**TASK TO COMPLETE:**
Extract every line from each of the items below and reproduce it without any alteration.

=== MATERIALS PROVIDED ===

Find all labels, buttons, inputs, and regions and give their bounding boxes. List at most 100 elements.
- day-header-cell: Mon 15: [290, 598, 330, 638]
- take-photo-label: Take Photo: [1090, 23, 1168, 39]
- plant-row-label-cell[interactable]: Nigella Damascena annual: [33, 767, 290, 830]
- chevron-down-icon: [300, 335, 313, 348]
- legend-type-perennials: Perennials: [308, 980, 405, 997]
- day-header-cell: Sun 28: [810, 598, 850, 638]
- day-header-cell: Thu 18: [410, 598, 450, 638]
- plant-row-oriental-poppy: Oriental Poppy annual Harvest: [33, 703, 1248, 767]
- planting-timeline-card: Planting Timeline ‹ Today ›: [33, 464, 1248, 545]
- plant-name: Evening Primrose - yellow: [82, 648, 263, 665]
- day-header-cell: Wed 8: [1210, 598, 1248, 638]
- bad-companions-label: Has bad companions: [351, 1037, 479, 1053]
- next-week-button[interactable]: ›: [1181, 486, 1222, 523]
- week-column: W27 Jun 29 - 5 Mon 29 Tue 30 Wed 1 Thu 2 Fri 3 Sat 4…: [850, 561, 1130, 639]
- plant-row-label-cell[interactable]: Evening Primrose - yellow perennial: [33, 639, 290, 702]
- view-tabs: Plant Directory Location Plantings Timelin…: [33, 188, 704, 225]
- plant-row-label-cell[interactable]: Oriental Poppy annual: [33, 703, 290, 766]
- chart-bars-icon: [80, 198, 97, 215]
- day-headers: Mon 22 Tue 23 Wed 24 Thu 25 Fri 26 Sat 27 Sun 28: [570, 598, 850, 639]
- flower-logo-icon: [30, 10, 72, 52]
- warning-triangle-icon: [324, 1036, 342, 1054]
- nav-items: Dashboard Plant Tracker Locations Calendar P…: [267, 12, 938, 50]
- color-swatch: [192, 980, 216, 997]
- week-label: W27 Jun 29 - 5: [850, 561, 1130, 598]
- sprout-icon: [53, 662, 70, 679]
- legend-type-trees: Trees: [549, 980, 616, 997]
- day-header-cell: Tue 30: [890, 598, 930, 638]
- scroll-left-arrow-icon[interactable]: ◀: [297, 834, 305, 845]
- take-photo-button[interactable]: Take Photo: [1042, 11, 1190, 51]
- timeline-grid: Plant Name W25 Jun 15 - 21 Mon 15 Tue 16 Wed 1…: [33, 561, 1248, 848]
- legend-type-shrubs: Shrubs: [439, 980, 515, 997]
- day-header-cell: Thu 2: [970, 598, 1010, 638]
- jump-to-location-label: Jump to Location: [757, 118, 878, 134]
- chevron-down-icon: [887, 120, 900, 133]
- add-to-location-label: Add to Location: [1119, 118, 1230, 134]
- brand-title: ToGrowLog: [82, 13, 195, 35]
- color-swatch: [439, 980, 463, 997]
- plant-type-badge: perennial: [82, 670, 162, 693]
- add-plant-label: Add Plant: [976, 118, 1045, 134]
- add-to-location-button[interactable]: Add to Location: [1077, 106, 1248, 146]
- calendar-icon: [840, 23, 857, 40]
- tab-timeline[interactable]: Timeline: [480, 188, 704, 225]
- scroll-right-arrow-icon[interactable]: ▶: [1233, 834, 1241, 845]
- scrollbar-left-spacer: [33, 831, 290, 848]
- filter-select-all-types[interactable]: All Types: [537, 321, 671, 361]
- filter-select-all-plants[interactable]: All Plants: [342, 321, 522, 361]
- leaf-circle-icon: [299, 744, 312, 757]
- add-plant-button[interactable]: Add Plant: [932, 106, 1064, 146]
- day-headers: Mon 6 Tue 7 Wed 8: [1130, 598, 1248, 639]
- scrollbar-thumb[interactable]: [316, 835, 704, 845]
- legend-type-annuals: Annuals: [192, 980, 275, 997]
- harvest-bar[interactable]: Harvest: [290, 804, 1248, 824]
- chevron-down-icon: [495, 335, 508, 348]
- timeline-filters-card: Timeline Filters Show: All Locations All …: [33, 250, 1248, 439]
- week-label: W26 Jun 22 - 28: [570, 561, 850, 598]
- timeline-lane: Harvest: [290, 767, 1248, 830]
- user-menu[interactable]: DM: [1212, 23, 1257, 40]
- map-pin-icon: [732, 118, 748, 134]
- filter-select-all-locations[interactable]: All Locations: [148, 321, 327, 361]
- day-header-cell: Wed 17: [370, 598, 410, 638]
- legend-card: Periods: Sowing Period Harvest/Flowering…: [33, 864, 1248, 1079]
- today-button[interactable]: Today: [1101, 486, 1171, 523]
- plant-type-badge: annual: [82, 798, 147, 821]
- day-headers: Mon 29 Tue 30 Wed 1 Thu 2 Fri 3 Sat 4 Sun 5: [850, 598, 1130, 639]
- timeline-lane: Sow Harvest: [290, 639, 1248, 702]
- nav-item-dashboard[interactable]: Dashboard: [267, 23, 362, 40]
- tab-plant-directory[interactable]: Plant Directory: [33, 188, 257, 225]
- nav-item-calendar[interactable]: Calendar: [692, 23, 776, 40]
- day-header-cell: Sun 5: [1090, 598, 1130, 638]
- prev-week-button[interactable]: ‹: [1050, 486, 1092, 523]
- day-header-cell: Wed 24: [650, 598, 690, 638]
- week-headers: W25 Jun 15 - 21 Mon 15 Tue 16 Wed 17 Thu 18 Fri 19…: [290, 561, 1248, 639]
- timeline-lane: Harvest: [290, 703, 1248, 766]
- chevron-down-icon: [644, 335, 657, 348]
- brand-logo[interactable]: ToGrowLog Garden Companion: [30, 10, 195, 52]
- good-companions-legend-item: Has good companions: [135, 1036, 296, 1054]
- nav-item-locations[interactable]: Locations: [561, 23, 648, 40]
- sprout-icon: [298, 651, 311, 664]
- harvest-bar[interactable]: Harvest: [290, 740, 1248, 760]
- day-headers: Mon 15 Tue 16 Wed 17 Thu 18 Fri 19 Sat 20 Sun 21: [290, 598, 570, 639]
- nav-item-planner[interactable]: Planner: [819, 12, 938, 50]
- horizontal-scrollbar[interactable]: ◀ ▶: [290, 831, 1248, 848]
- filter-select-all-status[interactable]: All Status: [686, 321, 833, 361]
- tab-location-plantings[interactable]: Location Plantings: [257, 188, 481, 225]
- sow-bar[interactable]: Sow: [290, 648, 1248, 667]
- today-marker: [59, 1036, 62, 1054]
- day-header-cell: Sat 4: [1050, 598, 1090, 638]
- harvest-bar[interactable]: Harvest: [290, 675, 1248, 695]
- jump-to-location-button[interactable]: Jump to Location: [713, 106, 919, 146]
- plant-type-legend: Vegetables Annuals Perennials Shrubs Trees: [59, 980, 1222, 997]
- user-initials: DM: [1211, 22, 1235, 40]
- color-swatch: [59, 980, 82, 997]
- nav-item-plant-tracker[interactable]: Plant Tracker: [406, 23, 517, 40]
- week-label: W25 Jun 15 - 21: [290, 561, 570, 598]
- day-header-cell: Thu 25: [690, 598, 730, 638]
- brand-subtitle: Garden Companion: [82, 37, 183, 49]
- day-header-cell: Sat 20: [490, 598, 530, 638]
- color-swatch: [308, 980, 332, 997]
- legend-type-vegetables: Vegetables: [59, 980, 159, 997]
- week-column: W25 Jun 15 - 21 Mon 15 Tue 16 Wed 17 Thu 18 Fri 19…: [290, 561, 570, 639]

===

**OUTPUT BELOW:**
Find all labels, buttons, inputs, and regions and give their bounding boxes. List at most 100 elements.
- day-header-cell: Mon 15: [290, 598, 330, 638]
- take-photo-label: Take Photo: [1090, 23, 1168, 39]
- plant-row-label-cell[interactable]: Nigella Damascena annual: [33, 767, 290, 830]
- chevron-down-icon: [300, 335, 313, 348]
- legend-type-perennials: Perennials: [308, 980, 405, 997]
- day-header-cell: Sun 28: [810, 598, 850, 638]
- day-header-cell: Thu 18: [410, 598, 450, 638]
- plant-row-oriental-poppy: Oriental Poppy annual Harvest: [33, 703, 1248, 767]
- planting-timeline-card: Planting Timeline ‹ Today ›: [33, 464, 1248, 545]
- plant-name: Evening Primrose - yellow: [82, 648, 263, 665]
- day-header-cell: Wed 8: [1210, 598, 1248, 638]
- bad-companions-label: Has bad companions: [351, 1037, 479, 1053]
- next-week-button[interactable]: ›: [1181, 486, 1222, 523]
- week-column: W27 Jun 29 - 5 Mon 29 Tue 30 Wed 1 Thu 2 Fri 3 Sat 4…: [850, 561, 1130, 639]
- plant-row-label-cell[interactable]: Evening Primrose - yellow perennial: [33, 639, 290, 702]
- view-tabs: Plant Directory Location Plantings Timelin…: [33, 188, 704, 225]
- plant-row-label-cell[interactable]: Oriental Poppy annual: [33, 703, 290, 766]
- chart-bars-icon: [80, 198, 97, 215]
- day-headers: Mon 22 Tue 23 Wed 24 Thu 25 Fri 26 Sat 27 Sun 28: [570, 598, 850, 639]
- flower-logo-icon: [30, 10, 72, 52]
- warning-triangle-icon: [324, 1036, 342, 1054]
- nav-items: Dashboard Plant Tracker Locations Calendar P…: [267, 12, 938, 50]
- color-swatch: [192, 980, 216, 997]
- week-label: W27 Jun 29 - 5: [850, 561, 1130, 598]
- sprout-icon: [53, 662, 70, 679]
- legend-type-trees: Trees: [549, 980, 616, 997]
- day-header-cell: Tue 30: [890, 598, 930, 638]
- scroll-left-arrow-icon[interactable]: ◀: [297, 834, 305, 845]
- take-photo-button[interactable]: Take Photo: [1042, 11, 1190, 51]
- timeline-grid: Plant Name W25 Jun 15 - 21 Mon 15 Tue 16 Wed 1…: [33, 561, 1248, 848]
- legend-type-shrubs: Shrubs: [439, 980, 515, 997]
- day-header-cell: Thu 2: [970, 598, 1010, 638]
- jump-to-location-label: Jump to Location: [757, 118, 878, 134]
- chevron-down-icon: [887, 120, 900, 133]
- add-to-location-label: Add to Location: [1119, 118, 1230, 134]
- brand-title: ToGrowLog: [82, 13, 195, 35]
- color-swatch: [439, 980, 463, 997]
- plant-type-badge: perennial: [82, 670, 162, 693]
- add-plant-label: Add Plant: [976, 118, 1045, 134]
- add-to-location-button[interactable]: Add to Location: [1077, 106, 1248, 146]
- calendar-icon: [840, 23, 857, 40]
- tab-timeline[interactable]: Timeline: [480, 188, 704, 225]
- scroll-right-arrow-icon[interactable]: ▶: [1233, 834, 1241, 845]
- scrollbar-left-spacer: [33, 831, 290, 848]
- filter-select-all-types[interactable]: All Types: [537, 321, 671, 361]
- filter-select-all-plants[interactable]: All Plants: [342, 321, 522, 361]
- leaf-circle-icon: [299, 744, 312, 757]
- add-plant-button[interactable]: Add Plant: [932, 106, 1064, 146]
- day-headers: Mon 6 Tue 7 Wed 8: [1130, 598, 1248, 639]
- scrollbar-thumb[interactable]: [316, 835, 704, 845]
- legend-type-annuals: Annuals: [192, 980, 275, 997]
- harvest-bar[interactable]: Harvest: [290, 804, 1248, 824]
- chevron-down-icon: [495, 335, 508, 348]
- timeline-filters-card: Timeline Filters Show: All Locations All …: [33, 250, 1248, 439]
- week-label: W26 Jun 22 - 28: [570, 561, 850, 598]
- timeline-lane: Harvest: [290, 767, 1248, 830]
- user-menu[interactable]: DM: [1212, 23, 1257, 40]
- map-pin-icon: [732, 118, 748, 134]
- filter-select-all-locations[interactable]: All Locations: [148, 321, 327, 361]
- day-header-cell: Wed 17: [370, 598, 410, 638]
- legend-card: Periods: Sowing Period Harvest/Flowering…: [33, 864, 1248, 1079]
- today-button[interactable]: Today: [1101, 486, 1171, 523]
- plant-type-badge: annual: [82, 798, 147, 821]
- day-headers: Mon 29 Tue 30 Wed 1 Thu 2 Fri 3 Sat 4 Sun 5: [850, 598, 1130, 639]
- timeline-lane: Sow Harvest: [290, 639, 1248, 702]
- nav-item-dashboard[interactable]: Dashboard: [267, 23, 362, 40]
- tab-plant-directory[interactable]: Plant Directory: [33, 188, 257, 225]
- nav-item-calendar[interactable]: Calendar: [692, 23, 776, 40]
- day-header-cell: Sun 5: [1090, 598, 1130, 638]
- prev-week-button[interactable]: ‹: [1050, 486, 1092, 523]
- day-header-cell: Wed 24: [650, 598, 690, 638]
- week-headers: W25 Jun 15 - 21 Mon 15 Tue 16 Wed 17 Thu 18 Fri 19…: [290, 561, 1248, 639]
- timeline-lane: Harvest: [290, 703, 1248, 766]
- chevron-down-icon: [644, 335, 657, 348]
- brand-logo[interactable]: ToGrowLog Garden Companion: [30, 10, 195, 52]
- good-companions-legend-item: Has good companions: [135, 1036, 296, 1054]
- nav-item-locations[interactable]: Locations: [561, 23, 648, 40]
- sprout-icon: [298, 651, 311, 664]
- harvest-bar[interactable]: Harvest: [290, 740, 1248, 760]
- day-headers: Mon 15 Tue 16 Wed 17 Thu 18 Fri 19 Sat 20 Sun 21: [290, 598, 570, 639]
- nav-item-planner[interactable]: Planner: [819, 12, 938, 50]
- horizontal-scrollbar[interactable]: ◀ ▶: [290, 831, 1248, 848]
- filter-select-all-status[interactable]: All Status: [686, 321, 833, 361]
- tab-location-plantings[interactable]: Location Plantings: [257, 188, 481, 225]
- sow-bar[interactable]: Sow: [290, 648, 1248, 667]
- today-marker: [59, 1036, 62, 1054]
- day-header-cell: Sat 4: [1050, 598, 1090, 638]
- harvest-bar[interactable]: Harvest: [290, 675, 1248, 695]
- jump-to-location-button[interactable]: Jump to Location: [713, 106, 919, 146]
- plant-type-legend: Vegetables Annuals Perennials Shrubs Trees: [59, 980, 1222, 997]
- user-initials: DM: [1211, 22, 1235, 40]
- color-swatch: [59, 980, 82, 997]
- nav-item-plant-tracker[interactable]: Plant Tracker: [406, 23, 517, 40]
- week-label: W25 Jun 15 - 21: [290, 561, 570, 598]
- day-header-cell: Thu 25: [690, 598, 730, 638]
- brand-subtitle: Garden Companion: [82, 37, 183, 49]
- day-header-cell: Sat 20: [490, 598, 530, 638]
- color-swatch: [308, 980, 332, 997]
- legend-type-vegetables: Vegetables: [59, 980, 159, 997]
- week-column: W25 Jun 15 - 21 Mon 15 Tue 16 Wed 17 Thu 18 Fri 19…: [290, 561, 570, 639]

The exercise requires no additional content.